WORK TO BE COMPLETED:
Every line below that mentions the word "JSON" should be copied out.

++++ SOURCE MATERIAL ++++

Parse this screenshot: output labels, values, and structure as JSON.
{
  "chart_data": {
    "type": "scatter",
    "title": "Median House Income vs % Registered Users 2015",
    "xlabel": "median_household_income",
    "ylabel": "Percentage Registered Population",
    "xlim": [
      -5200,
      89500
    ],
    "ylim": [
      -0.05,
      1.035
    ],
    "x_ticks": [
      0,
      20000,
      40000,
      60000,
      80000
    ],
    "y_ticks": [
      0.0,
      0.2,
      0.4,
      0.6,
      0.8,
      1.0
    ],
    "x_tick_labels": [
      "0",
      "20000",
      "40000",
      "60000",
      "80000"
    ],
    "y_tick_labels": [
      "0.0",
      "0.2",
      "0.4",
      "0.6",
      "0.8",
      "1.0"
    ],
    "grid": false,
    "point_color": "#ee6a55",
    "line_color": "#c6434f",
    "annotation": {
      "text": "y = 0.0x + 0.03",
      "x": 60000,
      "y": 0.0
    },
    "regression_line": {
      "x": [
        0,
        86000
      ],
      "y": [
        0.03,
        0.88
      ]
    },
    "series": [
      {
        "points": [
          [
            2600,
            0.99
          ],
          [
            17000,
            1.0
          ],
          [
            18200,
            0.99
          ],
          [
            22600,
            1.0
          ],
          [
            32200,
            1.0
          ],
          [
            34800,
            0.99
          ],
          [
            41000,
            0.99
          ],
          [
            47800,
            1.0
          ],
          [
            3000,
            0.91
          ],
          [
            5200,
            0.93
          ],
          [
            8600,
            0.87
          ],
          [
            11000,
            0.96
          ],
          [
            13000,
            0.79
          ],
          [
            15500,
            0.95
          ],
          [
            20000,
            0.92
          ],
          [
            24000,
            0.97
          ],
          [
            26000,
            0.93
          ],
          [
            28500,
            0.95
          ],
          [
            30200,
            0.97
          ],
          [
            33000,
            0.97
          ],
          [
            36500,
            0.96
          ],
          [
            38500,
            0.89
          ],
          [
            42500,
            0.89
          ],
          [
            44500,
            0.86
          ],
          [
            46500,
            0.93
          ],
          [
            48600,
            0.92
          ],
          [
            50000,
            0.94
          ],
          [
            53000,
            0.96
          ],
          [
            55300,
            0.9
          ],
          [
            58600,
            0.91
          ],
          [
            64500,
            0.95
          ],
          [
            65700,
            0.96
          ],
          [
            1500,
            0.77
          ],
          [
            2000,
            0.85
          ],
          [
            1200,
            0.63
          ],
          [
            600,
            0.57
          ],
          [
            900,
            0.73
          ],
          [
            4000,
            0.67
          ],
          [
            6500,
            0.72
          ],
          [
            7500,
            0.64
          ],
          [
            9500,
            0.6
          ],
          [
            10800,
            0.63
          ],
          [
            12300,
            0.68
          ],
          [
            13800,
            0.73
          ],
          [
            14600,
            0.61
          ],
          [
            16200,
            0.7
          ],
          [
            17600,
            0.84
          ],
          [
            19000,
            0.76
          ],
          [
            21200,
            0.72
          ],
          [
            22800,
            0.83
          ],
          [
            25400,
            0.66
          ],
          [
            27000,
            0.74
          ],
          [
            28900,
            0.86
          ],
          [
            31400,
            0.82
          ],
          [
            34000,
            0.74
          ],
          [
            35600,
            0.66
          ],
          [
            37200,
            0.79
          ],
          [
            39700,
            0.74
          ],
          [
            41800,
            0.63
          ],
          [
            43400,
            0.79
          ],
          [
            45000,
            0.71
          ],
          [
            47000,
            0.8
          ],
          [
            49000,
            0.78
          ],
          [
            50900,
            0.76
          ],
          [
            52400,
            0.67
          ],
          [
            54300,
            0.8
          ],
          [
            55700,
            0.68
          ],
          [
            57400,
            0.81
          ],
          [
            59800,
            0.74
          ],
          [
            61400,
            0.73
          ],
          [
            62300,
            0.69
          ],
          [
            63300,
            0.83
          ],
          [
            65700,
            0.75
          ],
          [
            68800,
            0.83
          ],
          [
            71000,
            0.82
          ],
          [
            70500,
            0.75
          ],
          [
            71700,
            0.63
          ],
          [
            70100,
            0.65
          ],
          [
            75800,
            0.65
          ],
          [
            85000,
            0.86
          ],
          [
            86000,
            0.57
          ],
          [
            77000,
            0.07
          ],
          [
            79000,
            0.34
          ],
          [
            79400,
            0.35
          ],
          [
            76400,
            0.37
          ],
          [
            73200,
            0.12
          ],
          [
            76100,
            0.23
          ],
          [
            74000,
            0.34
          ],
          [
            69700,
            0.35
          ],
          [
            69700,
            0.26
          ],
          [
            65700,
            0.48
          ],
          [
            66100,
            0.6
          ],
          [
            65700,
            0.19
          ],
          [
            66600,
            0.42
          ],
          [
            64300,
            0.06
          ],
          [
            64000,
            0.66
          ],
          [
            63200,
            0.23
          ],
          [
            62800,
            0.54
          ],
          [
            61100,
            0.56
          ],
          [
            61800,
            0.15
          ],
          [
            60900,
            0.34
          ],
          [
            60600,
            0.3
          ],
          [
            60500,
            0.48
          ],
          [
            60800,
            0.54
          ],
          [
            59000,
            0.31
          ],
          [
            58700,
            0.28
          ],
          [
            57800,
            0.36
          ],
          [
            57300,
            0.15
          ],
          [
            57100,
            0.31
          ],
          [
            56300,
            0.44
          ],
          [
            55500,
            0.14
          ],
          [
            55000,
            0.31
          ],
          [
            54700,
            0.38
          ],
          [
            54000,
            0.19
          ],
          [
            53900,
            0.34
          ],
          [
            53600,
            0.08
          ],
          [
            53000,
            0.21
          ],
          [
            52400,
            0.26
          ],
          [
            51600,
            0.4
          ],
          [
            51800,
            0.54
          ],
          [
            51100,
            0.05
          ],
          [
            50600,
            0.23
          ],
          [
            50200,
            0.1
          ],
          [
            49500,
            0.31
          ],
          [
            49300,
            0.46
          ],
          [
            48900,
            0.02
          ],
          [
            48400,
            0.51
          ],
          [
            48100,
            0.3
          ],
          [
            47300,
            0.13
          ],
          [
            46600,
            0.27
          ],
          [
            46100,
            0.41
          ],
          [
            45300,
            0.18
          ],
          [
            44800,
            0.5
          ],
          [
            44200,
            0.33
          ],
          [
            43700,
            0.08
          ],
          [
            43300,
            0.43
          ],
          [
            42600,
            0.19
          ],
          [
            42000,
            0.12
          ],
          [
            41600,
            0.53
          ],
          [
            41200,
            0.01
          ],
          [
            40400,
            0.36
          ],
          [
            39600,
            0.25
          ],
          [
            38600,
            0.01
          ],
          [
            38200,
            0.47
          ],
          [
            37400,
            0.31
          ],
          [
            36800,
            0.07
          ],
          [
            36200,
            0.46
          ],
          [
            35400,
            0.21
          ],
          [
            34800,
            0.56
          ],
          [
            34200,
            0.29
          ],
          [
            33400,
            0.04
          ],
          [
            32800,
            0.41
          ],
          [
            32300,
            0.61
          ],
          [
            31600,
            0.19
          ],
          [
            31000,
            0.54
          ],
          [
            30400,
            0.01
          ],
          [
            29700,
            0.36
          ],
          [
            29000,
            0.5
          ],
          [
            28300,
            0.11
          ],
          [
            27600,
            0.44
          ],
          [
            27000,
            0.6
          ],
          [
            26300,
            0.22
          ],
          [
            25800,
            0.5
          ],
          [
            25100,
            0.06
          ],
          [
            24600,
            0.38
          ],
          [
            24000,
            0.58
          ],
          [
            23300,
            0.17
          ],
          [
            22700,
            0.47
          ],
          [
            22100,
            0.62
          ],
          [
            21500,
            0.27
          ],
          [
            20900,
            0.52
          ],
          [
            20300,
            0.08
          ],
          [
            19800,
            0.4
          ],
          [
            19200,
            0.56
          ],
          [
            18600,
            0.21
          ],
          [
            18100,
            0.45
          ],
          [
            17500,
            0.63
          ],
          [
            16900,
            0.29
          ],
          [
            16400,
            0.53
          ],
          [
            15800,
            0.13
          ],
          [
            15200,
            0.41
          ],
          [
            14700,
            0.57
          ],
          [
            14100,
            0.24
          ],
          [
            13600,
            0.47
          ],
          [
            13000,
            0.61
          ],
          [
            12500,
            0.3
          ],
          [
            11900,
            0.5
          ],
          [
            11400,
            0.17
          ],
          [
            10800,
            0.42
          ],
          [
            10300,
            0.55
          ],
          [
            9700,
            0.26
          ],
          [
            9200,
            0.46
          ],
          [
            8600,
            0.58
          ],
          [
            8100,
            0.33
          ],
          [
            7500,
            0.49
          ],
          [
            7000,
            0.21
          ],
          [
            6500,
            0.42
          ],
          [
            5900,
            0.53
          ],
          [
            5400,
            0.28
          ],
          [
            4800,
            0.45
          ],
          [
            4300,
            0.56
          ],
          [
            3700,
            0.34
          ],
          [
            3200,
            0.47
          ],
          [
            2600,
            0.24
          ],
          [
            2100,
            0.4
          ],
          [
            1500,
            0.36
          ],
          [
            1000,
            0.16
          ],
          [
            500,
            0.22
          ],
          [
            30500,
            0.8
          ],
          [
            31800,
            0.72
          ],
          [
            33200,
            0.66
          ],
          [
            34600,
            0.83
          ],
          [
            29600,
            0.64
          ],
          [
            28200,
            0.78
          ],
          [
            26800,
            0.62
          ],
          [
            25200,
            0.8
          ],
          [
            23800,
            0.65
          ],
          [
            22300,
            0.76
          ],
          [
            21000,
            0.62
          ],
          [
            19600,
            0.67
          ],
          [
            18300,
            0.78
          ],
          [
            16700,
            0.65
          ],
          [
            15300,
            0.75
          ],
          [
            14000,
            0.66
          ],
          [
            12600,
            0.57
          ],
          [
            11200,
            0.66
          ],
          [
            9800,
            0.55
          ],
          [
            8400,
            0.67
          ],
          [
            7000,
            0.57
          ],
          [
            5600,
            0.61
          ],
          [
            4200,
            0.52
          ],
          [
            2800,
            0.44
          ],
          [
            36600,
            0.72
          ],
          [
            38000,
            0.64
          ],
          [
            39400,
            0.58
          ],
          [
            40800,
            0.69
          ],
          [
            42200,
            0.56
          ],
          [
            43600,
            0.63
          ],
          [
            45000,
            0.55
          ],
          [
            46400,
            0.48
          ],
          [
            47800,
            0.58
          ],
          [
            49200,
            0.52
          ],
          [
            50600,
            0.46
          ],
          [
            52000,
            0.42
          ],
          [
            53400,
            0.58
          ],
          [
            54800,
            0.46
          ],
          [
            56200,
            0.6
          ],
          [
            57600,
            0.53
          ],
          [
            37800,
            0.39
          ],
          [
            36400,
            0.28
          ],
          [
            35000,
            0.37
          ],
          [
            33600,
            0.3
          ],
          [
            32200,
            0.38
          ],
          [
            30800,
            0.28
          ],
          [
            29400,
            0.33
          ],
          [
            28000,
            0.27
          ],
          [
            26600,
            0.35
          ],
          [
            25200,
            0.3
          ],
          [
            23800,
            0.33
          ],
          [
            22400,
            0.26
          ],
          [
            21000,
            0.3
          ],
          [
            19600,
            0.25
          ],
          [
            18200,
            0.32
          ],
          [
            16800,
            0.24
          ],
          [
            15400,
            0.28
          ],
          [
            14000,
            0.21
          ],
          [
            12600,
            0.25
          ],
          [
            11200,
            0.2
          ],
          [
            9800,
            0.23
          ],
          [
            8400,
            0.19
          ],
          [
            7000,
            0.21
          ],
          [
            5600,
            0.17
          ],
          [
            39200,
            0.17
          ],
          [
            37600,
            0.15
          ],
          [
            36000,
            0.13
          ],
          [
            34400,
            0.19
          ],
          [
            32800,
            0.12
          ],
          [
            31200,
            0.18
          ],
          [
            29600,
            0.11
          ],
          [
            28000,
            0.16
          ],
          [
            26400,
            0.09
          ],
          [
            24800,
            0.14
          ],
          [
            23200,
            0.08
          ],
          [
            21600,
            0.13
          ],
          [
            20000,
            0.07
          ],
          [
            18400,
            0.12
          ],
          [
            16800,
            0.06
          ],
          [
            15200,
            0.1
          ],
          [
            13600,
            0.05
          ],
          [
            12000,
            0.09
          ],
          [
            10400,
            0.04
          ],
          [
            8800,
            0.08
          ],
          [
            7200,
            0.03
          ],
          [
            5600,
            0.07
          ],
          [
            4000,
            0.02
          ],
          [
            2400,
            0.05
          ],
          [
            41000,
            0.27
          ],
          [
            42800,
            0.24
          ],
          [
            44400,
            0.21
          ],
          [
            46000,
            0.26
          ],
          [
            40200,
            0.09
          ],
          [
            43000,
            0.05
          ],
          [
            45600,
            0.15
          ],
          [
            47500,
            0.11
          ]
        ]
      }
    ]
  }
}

++++
++++ SOURCE MATERIAL ++++

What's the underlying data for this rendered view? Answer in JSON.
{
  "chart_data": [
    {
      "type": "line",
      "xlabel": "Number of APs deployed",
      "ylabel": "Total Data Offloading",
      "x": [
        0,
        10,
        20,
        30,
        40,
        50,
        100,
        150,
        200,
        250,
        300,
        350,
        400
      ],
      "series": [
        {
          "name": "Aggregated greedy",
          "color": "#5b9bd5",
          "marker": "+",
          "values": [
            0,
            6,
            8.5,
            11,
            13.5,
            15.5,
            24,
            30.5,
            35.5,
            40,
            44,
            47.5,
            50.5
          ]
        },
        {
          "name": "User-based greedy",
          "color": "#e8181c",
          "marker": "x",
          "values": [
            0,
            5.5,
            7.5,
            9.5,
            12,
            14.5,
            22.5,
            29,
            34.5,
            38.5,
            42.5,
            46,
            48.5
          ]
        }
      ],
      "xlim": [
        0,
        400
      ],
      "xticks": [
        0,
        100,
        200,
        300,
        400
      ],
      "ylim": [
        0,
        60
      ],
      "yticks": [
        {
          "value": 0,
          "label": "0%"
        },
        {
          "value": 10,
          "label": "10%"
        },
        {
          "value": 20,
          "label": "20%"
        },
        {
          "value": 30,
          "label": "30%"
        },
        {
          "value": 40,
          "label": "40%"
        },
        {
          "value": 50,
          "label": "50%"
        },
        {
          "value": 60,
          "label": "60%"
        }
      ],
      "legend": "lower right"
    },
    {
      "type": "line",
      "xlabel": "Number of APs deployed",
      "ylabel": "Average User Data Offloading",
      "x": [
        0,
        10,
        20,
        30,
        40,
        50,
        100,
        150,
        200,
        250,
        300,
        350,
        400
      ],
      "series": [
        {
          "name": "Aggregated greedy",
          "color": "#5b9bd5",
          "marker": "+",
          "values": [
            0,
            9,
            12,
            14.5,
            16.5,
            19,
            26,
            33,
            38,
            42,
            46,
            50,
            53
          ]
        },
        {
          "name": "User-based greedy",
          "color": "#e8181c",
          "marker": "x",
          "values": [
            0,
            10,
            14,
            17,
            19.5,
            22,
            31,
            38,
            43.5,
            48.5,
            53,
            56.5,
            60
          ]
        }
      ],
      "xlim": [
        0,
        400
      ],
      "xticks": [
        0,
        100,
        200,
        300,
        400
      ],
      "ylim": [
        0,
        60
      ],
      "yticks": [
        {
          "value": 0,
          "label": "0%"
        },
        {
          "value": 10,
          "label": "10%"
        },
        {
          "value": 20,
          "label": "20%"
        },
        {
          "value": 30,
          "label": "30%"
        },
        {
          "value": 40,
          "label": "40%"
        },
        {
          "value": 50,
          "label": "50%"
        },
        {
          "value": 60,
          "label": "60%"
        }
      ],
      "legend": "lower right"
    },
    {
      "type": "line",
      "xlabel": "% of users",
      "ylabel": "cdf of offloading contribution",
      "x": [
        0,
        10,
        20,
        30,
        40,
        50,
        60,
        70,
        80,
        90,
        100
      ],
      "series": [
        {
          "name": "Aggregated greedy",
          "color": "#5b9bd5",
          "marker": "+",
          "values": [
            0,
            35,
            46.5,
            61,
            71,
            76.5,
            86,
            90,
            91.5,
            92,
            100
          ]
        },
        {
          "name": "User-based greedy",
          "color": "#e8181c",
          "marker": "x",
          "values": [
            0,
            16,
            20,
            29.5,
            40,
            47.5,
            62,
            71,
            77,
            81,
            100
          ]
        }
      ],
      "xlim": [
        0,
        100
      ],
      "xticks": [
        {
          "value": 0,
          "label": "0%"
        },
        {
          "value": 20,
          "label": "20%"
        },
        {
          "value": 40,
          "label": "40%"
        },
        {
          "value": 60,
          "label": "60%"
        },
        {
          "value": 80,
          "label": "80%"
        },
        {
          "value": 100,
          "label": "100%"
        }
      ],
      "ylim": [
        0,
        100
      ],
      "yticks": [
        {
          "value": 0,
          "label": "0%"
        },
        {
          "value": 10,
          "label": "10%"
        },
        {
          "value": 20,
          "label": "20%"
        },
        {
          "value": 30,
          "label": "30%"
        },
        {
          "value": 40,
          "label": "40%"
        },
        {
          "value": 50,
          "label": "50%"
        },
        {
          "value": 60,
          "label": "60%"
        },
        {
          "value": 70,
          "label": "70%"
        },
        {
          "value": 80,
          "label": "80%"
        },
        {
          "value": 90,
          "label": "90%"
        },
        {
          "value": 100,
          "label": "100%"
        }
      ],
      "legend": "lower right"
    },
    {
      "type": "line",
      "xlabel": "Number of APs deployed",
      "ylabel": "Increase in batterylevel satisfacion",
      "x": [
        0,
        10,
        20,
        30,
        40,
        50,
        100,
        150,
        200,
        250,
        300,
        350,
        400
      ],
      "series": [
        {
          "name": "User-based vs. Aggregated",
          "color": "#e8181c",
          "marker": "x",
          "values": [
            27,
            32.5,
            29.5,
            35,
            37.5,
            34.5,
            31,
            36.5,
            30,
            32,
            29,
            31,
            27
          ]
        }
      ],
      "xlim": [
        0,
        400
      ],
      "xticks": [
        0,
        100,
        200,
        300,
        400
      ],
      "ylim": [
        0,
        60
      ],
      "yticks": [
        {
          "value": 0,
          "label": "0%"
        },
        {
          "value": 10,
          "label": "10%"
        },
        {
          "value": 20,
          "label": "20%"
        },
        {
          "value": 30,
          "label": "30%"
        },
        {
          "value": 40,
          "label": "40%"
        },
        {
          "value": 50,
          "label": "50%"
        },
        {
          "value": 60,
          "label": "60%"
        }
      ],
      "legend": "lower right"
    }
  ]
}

++++

ANSWER:
Parse this screenshot: output labels, values, and structure as JSON.
What's the underlying data for this rendered view? Answer in JSON.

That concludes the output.